Task details: Output the full listing below exactly, without the pictures.

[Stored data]

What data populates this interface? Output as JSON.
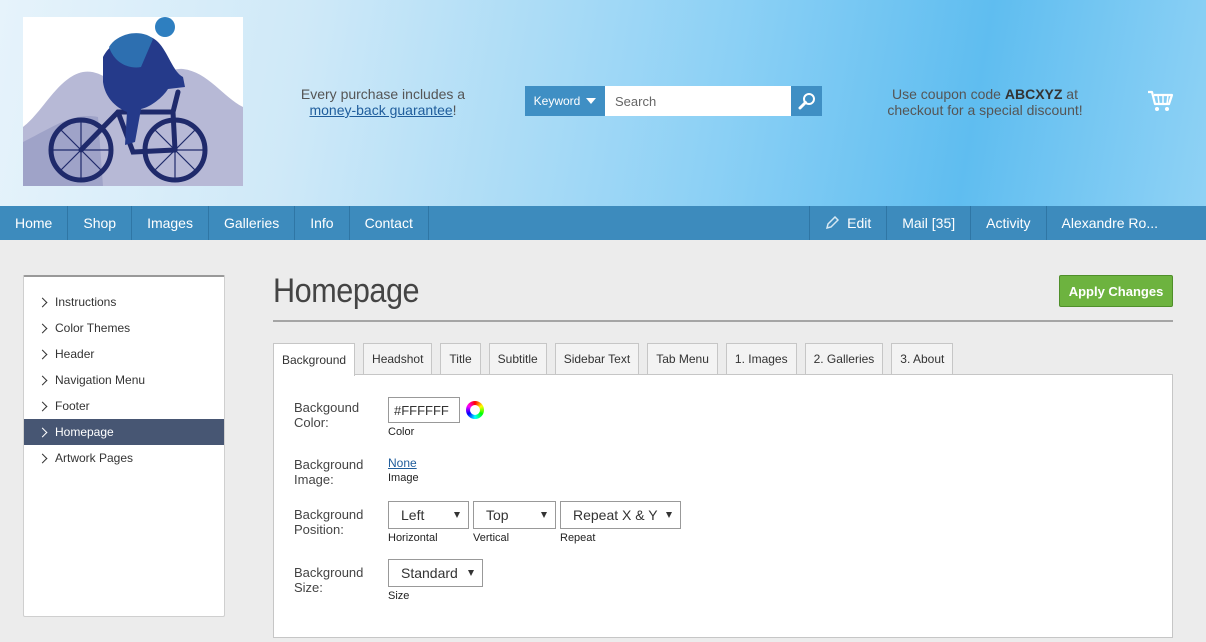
{
  "header": {
    "promo_line1": "Every purchase includes a",
    "promo_link": "money-back guarantee",
    "promo_end": "!",
    "search_scope": "Keyword",
    "search_placeholder": "Search",
    "coupon_pre": "Use coupon code ",
    "coupon_code": "ABCXYZ",
    "coupon_post": " at checkout for a special discount!"
  },
  "nav": {
    "left": [
      "Home",
      "Shop",
      "Images",
      "Galleries",
      "Info",
      "Contact"
    ],
    "edit": "Edit",
    "mail": "Mail [35]",
    "activity": "Activity",
    "user": "Alexandre Ro..."
  },
  "sidebar": {
    "items": [
      {
        "label": "Instructions"
      },
      {
        "label": "Color Themes"
      },
      {
        "label": "Header"
      },
      {
        "label": "Navigation Menu"
      },
      {
        "label": "Footer"
      },
      {
        "label": "Homepage",
        "active": true
      },
      {
        "label": "Artwork Pages"
      }
    ]
  },
  "main": {
    "title": "Homepage",
    "apply_label": "Apply Changes",
    "tabs": [
      "Background",
      "Headshot",
      "Title",
      "Subtitle",
      "Sidebar Text",
      "Tab Menu",
      "1. Images",
      "2. Galleries",
      "3. About"
    ],
    "active_tab": "Background",
    "form": {
      "bg_color": {
        "label1": "Backgound",
        "label2": "Color:",
        "value": "#FFFFFF",
        "sub": "Color"
      },
      "bg_image": {
        "label1": "Background",
        "label2": "Image:",
        "value": "None",
        "sub": "Image"
      },
      "bg_position": {
        "label1": "Background",
        "label2": "Position:",
        "horizontal": "Left",
        "horizontal_sub": "Horizontal",
        "vertical": "Top",
        "vertical_sub": "Vertical",
        "repeat": "Repeat X & Y",
        "repeat_sub": "Repeat"
      },
      "bg_size": {
        "label1": "Background",
        "label2": "Size:",
        "value": "Standard",
        "sub": "Size"
      }
    }
  },
  "colors": {
    "nav_bg": "#3d8bbd",
    "apply_green": "#6db33f",
    "sidebar_active": "#475673",
    "link": "#1f5d9c"
  },
  "icons": [
    "cyclist-logo",
    "chevron-down-icon",
    "search-icon",
    "cart-icon",
    "pencil-icon",
    "chevron-right-icon",
    "color-wheel-icon"
  ]
}
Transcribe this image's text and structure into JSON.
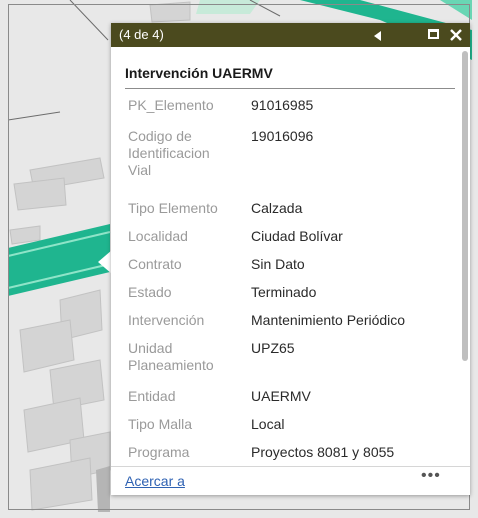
{
  "colors": {
    "title_bar": "#4b4a1e",
    "road_fill": "#1fb58f",
    "road_light": "#69d6b4",
    "link": "#2f62b3",
    "map_background": "#e6e6e6",
    "building": "#d2d2d2"
  },
  "popup": {
    "counter": "(4 de 4)",
    "header": "Intervención UAERMV",
    "attributes": [
      {
        "label": "PK_Elemento",
        "value": "91016985"
      },
      {
        "label": "Codigo de Identificacion Vial",
        "value": "19016096"
      },
      {
        "label": "Tipo Elemento",
        "value": "Calzada"
      },
      {
        "label": "Localidad",
        "value": "Ciudad Bolívar"
      },
      {
        "label": "Contrato",
        "value": "Sin Dato"
      },
      {
        "label": "Estado",
        "value": "Terminado"
      },
      {
        "label": "Intervención",
        "value": "Mantenimiento Periódico"
      },
      {
        "label": "Unidad Planeamiento",
        "value": "UPZ65"
      },
      {
        "label": "Entidad",
        "value": "UAERMV"
      },
      {
        "label": "Tipo Malla",
        "value": "Local"
      },
      {
        "label": "Programa",
        "value": "Proyectos 8081 y 8055"
      }
    ],
    "footer": {
      "zoom_link": "Acercar a",
      "more": "•••"
    }
  },
  "icons": {
    "previous": "triangle-left-icon",
    "maximize": "maximize-icon",
    "close": "close-icon",
    "more": "more-horizontal-icon"
  }
}
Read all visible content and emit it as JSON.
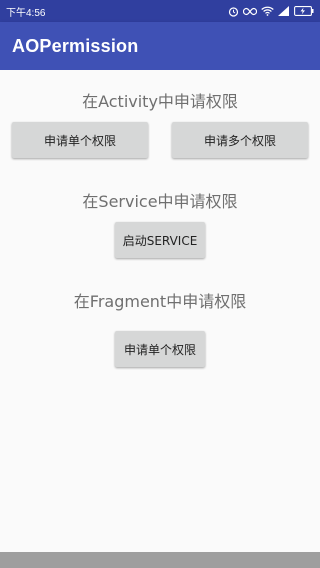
{
  "status_bar": {
    "time": "下午4:56",
    "icons": [
      "alarm-icon",
      "infinity-icon",
      "wifi-icon",
      "signal-icon",
      "battery-charging-icon"
    ]
  },
  "app_bar": {
    "title": "AOPermission"
  },
  "sections": {
    "activity": {
      "label": "在Activity中申请权限",
      "single_button": "申请单个权限",
      "multiple_button": "申请多个权限"
    },
    "service": {
      "label": "在Service中申请权限",
      "start_button": "启动SERVICE"
    },
    "fragment": {
      "label": "在Fragment中申请权限",
      "single_button": "申请单个权限"
    }
  },
  "colors": {
    "status_bar": "#303f9f",
    "app_bar": "#3f51b5",
    "button_bg": "#d6d7d7",
    "label_text": "#6f6f6f"
  }
}
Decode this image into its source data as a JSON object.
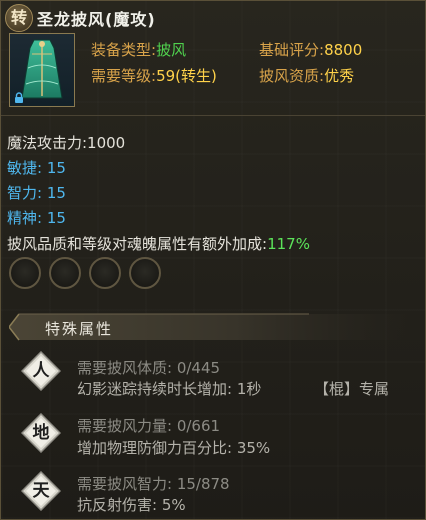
{
  "header": {
    "prefix_badge": "转",
    "item_name": "圣龙披风(魔攻)"
  },
  "item": {
    "icon": "green-cloak-icon",
    "locked": true,
    "equip_type_label": "装备类型:",
    "equip_type_value": "披风",
    "base_score_label": "基础评分:",
    "base_score_value": "8800",
    "level_req_label": "需要等级:",
    "level_req_value": "59(转生)",
    "quality_label": "披风资质:",
    "quality_value": "优秀"
  },
  "stats": {
    "magic_attack": "魔法攻击力:1000",
    "agility": "敏捷:  15",
    "intellect": "智力:  15",
    "spirit": "精神:  15",
    "bonus_text": "披风品质和等级对魂魄属性有额外加成:",
    "bonus_value": "117%"
  },
  "sockets": {
    "count": 4
  },
  "special": {
    "section_title": "特殊属性",
    "entries": [
      {
        "badge": "人",
        "requirement": "需要披风体质: 0/445",
        "effect": "幻影迷踪持续时长增加: 1秒",
        "tag": "【棍】专属"
      },
      {
        "badge": "地",
        "requirement": "需要披风力量: 0/661",
        "effect": "增加物理防御力百分比: 35%",
        "tag": ""
      },
      {
        "badge": "天",
        "requirement": "需要披风智力: 15/878",
        "effect": "抗反射伤害: 5%",
        "tag": ""
      }
    ]
  },
  "colors": {
    "label": "#d8a34a",
    "value_green": "#50d24e",
    "value_gold": "#ffd24a",
    "stat_blue": "#4fb7ee",
    "bonus_green": "#5ce35a"
  }
}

Task response:
What data populates this interface? Output as JSON.
{
  "header": {
    "promo_line1": "Every purchase includes a",
    "promo_link": "money-back guarantee",
    "promo_end": "!",
    "search_scope": "Keyword",
    "search_placeholder": "Search",
    "coupon_pre": "Use coupon code ",
    "coupon_code": "ABCXYZ",
    "coupon_post": " at checkout for a special discount!"
  },
  "nav": {
    "left": [
      "Home",
      "Shop",
      "Images",
      "Galleries",
      "Info",
      "Contact"
    ],
    "edit": "Edit",
    "mail": "Mail [35]",
    "activity": "Activity",
    "user": "Alexandre Ro..."
  },
  "sidebar": {
    "items": [
      {
        "label": "Instructions"
      },
      {
        "label": "Color Themes"
      },
      {
        "label": "Header"
      },
      {
        "label": "Navigation Menu"
      },
      {
        "label": "Footer"
      },
      {
        "label": "Homepage",
        "active": true
      },
      {
        "label": "Artwork Pages"
      }
    ]
  },
  "main": {
    "title": "Homepage",
    "apply_label": "Apply Changes",
    "tabs": [
      "Background",
      "Headshot",
      "Title",
      "Subtitle",
      "Sidebar Text",
      "Tab Menu",
      "1. Images",
      "2. Galleries",
      "3. About"
    ],
    "active_tab": "Background",
    "form": {
      "bg_color": {
        "label1": "Backgound",
        "label2": "Color:",
        "value": "#FFFFFF",
        "sub": "Color"
      },
      "bg_image": {
        "label1": "Background",
        "label2": "Image:",
        "value": "None",
        "sub": "Image"
      },
      "bg_position": {
        "label1": "Background",
        "label2": "Position:",
        "horizontal": "Left",
        "horizontal_sub": "Horizontal",
        "vertical": "Top",
        "vertical_sub": "Vertical",
        "repeat": "Repeat X & Y",
        "repeat_sub": "Repeat"
      },
      "bg_size": {
        "label1": "Background",
        "label2": "Size:",
        "value": "Standard",
        "sub": "Size"
      }
    }
  },
  "colors": {
    "nav_bg": "#3d8bbd",
    "apply_green": "#6db33f",
    "sidebar_active": "#475673",
    "link": "#1f5d9c"
  },
  "icons": [
    "cyclist-logo",
    "chevron-down-icon",
    "search-icon",
    "cart-icon",
    "pencil-icon",
    "chevron-right-icon",
    "color-wheel-icon"
  ]
}
Transcribe this image's text and structure into JSON.
{
  "colors": {
    "title_bar": "#4b4a1e",
    "road_fill": "#1fb58f",
    "road_light": "#69d6b4",
    "link": "#2f62b3",
    "map_background": "#e6e6e6",
    "building": "#d2d2d2"
  },
  "popup": {
    "counter": "(4 de 4)",
    "header": "Intervención UAERMV",
    "attributes": [
      {
        "label": "PK_Elemento",
        "value": "91016985"
      },
      {
        "label": "Codigo de Identificacion Vial",
        "value": "19016096"
      },
      {
        "label": "Tipo Elemento",
        "value": "Calzada"
      },
      {
        "label": "Localidad",
        "value": "Ciudad Bolívar"
      },
      {
        "label": "Contrato",
        "value": "Sin Dato"
      },
      {
        "label": "Estado",
        "value": "Terminado"
      },
      {
        "label": "Intervención",
        "value": "Mantenimiento Periódico"
      },
      {
        "label": "Unidad Planeamiento",
        "value": "UPZ65"
      },
      {
        "label": "Entidad",
        "value": "UAERMV"
      },
      {
        "label": "Tipo Malla",
        "value": "Local"
      },
      {
        "label": "Programa",
        "value": "Proyectos 8081 y 8055"
      }
    ],
    "footer": {
      "zoom_link": "Acercar a",
      "more": "•••"
    }
  },
  "icons": {
    "previous": "triangle-left-icon",
    "maximize": "maximize-icon",
    "close": "close-icon",
    "more": "more-horizontal-icon"
  }
}
Read all visible content and emit it as JSON.
{
  "status_bar": {
    "time": "下午4:56",
    "icons": [
      "alarm-icon",
      "infinity-icon",
      "wifi-icon",
      "signal-icon",
      "battery-charging-icon"
    ]
  },
  "app_bar": {
    "title": "AOPermission"
  },
  "sections": {
    "activity": {
      "label": "在Activity中申请权限",
      "single_button": "申请单个权限",
      "multiple_button": "申请多个权限"
    },
    "service": {
      "label": "在Service中申请权限",
      "start_button": "启动SERVICE"
    },
    "fragment": {
      "label": "在Fragment中申请权限",
      "single_button": "申请单个权限"
    }
  },
  "colors": {
    "status_bar": "#303f9f",
    "app_bar": "#3f51b5",
    "button_bg": "#d6d7d7",
    "label_text": "#6f6f6f"
  }
}
Decode this image into its source data as a JSON object.
{
  "header": {
    "prefix_badge": "转",
    "item_name": "圣龙披风(魔攻)"
  },
  "item": {
    "icon": "green-cloak-icon",
    "locked": true,
    "equip_type_label": "装备类型:",
    "equip_type_value": "披风",
    "base_score_label": "基础评分:",
    "base_score_value": "8800",
    "level_req_label": "需要等级:",
    "level_req_value": "59(转生)",
    "quality_label": "披风资质:",
    "quality_value": "优秀"
  },
  "stats": {
    "magic_attack": "魔法攻击力:1000",
    "agility": "敏捷:  15",
    "intellect": "智力:  15",
    "spirit": "精神:  15",
    "bonus_text": "披风品质和等级对魂魄属性有额外加成:",
    "bonus_value": "117%"
  },
  "sockets": {
    "count": 4
  },
  "special": {
    "section_title": "特殊属性",
    "entries": [
      {
        "badge": "人",
        "requirement": "需要披风体质: 0/445",
        "effect": "幻影迷踪持续时长增加: 1秒",
        "tag": "【棍】专属"
      },
      {
        "badge": "地",
        "requirement": "需要披风力量: 0/661",
        "effect": "增加物理防御力百分比: 35%",
        "tag": ""
      },
      {
        "badge": "天",
        "requirement": "需要披风智力: 15/878",
        "effect": "抗反射伤害: 5%",
        "tag": ""
      }
    ]
  },
  "colors": {
    "label": "#d8a34a",
    "value_green": "#50d24e",
    "value_gold": "#ffd24a",
    "stat_blue": "#4fb7ee",
    "bonus_green": "#5ce35a"
  }
}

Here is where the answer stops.